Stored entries
-- begin --
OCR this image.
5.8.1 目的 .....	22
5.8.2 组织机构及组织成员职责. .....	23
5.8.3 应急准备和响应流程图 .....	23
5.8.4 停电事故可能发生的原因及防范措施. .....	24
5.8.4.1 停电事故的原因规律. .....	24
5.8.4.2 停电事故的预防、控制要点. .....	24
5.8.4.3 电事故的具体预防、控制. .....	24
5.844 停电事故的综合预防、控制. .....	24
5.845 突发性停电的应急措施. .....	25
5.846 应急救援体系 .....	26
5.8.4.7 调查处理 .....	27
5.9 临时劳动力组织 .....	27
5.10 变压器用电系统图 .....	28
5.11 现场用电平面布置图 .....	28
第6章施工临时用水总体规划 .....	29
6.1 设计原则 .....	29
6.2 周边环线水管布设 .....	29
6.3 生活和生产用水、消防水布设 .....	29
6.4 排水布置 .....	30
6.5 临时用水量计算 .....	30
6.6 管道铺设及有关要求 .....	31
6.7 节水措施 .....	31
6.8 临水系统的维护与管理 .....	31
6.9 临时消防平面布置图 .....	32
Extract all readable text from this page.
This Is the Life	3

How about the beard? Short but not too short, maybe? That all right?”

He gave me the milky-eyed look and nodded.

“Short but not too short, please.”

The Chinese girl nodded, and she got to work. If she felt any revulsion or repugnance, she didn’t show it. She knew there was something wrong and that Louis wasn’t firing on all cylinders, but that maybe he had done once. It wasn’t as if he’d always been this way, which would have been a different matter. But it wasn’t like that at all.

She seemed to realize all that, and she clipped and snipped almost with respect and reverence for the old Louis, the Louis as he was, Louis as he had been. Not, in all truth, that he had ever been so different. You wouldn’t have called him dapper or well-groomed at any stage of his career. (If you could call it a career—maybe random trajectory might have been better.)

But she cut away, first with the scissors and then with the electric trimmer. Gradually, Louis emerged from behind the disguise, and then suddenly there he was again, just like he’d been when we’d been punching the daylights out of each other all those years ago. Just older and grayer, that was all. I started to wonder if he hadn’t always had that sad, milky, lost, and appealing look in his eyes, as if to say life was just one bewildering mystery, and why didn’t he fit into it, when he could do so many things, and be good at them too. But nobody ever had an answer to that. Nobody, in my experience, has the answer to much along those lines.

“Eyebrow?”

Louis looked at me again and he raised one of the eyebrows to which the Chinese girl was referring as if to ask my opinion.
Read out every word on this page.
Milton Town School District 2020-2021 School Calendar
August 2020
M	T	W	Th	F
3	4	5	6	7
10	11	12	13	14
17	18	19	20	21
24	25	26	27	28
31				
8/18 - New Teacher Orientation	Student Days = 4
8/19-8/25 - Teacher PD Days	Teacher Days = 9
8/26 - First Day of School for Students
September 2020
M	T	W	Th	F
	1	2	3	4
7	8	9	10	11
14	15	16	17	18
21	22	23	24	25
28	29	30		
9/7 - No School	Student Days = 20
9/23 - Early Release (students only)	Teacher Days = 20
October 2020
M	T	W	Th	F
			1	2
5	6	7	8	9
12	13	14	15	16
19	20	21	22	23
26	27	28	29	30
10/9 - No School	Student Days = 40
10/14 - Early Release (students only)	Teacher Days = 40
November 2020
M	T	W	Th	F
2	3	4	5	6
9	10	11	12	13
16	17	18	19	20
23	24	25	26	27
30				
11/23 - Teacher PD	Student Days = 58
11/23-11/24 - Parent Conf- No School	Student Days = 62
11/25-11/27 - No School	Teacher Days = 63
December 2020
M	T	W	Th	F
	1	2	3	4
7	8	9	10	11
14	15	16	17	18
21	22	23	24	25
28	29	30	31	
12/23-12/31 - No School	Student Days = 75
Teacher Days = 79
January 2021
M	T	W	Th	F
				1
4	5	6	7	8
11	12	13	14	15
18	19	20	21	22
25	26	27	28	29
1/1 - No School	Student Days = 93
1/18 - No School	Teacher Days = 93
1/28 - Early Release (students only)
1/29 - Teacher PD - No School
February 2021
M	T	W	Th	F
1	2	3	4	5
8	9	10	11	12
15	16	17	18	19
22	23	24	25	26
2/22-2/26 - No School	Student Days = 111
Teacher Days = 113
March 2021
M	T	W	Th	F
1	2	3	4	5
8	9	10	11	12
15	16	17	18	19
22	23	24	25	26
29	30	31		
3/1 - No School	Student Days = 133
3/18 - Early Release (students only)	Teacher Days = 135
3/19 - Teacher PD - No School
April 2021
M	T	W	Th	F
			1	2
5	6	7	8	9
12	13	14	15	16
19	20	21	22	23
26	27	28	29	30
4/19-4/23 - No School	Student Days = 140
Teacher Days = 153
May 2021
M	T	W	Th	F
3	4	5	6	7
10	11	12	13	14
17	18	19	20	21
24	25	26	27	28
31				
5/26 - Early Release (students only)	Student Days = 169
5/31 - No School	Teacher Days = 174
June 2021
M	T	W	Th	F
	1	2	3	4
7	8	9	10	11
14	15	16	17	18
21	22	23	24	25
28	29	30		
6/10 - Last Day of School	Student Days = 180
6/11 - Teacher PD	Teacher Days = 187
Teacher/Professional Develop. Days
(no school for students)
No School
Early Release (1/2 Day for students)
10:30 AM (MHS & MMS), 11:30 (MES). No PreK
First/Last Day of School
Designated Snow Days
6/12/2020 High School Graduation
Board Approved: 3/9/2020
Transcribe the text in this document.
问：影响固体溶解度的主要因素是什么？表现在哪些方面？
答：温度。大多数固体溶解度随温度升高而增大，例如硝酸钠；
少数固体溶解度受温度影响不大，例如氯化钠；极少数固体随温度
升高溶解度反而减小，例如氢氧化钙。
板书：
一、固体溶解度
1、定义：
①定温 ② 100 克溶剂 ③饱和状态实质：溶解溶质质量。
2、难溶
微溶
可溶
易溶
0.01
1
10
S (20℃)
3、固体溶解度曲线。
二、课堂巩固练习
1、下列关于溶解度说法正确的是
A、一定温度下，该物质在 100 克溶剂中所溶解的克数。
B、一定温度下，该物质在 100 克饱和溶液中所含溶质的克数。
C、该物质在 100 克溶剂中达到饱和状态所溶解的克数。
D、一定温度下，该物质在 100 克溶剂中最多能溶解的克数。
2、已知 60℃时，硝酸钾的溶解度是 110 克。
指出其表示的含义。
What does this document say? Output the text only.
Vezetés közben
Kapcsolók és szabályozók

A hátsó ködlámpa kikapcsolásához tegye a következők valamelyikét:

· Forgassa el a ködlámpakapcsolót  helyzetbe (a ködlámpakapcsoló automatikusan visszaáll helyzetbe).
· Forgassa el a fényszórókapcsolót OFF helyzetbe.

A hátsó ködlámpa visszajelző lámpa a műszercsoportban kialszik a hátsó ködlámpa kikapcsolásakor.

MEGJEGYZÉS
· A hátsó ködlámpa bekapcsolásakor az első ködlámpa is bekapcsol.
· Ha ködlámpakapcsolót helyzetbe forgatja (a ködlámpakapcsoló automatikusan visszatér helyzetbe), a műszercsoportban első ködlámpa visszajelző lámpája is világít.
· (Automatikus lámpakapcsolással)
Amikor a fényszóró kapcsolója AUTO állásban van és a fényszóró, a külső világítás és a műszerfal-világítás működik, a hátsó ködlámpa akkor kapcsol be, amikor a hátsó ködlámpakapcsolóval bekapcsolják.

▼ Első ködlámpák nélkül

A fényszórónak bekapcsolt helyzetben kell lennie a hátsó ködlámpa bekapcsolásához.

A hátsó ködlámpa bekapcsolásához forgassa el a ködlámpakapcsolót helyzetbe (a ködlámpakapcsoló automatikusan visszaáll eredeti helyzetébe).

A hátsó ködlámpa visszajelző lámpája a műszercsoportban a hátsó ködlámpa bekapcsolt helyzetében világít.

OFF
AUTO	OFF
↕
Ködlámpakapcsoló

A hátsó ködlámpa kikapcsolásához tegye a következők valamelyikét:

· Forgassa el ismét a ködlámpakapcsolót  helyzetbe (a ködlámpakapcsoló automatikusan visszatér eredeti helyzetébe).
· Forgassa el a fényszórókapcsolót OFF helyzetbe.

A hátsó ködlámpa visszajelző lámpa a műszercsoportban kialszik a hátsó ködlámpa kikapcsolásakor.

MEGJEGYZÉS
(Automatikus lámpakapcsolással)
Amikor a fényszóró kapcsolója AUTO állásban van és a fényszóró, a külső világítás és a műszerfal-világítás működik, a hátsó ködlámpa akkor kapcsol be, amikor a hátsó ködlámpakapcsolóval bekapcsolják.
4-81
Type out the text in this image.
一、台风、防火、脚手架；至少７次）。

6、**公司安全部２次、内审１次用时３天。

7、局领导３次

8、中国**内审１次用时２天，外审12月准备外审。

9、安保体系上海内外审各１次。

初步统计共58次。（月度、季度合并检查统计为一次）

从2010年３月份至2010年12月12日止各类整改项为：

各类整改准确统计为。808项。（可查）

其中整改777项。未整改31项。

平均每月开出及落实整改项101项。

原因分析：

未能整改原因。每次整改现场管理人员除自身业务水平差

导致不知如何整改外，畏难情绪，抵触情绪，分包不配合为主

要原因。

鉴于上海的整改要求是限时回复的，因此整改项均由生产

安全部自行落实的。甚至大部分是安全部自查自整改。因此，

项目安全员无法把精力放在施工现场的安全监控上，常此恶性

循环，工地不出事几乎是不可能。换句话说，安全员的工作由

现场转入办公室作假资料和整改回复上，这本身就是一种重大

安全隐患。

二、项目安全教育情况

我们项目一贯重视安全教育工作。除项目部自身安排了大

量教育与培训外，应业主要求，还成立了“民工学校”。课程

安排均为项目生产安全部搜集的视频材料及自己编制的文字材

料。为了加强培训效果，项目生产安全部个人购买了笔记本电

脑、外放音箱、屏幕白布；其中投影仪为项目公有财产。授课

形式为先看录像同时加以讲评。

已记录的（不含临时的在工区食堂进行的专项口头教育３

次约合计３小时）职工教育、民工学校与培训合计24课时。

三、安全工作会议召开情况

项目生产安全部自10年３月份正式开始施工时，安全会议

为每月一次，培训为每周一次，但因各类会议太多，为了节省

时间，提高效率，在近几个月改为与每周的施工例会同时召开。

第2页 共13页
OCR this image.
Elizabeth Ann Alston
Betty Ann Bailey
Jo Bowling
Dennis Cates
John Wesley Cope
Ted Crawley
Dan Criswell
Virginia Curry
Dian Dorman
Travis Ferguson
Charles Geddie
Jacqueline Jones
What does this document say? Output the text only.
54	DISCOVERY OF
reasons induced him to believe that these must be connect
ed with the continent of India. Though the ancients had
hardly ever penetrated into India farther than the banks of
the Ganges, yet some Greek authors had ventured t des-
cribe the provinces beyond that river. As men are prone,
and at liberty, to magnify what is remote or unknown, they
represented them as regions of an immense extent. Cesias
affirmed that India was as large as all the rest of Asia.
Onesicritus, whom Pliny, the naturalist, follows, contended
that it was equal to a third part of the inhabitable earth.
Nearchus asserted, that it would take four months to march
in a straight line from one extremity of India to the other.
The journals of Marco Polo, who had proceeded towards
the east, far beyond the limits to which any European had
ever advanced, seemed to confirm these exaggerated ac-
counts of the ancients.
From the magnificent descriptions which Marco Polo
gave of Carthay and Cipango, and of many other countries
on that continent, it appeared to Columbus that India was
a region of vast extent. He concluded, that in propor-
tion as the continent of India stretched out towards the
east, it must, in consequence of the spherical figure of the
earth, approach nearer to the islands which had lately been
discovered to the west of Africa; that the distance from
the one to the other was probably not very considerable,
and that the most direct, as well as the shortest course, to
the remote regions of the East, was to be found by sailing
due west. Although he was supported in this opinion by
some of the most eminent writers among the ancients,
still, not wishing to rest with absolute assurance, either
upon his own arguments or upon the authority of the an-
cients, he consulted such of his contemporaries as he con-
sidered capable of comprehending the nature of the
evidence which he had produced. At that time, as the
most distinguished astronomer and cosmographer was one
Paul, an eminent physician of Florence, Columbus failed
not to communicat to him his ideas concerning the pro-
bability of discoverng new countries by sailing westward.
-- end --
(WRITTEN EXERCISE) Provide only the number of lines in the records containing the string "Chinese".

(EXERCISE RESPONSE) 2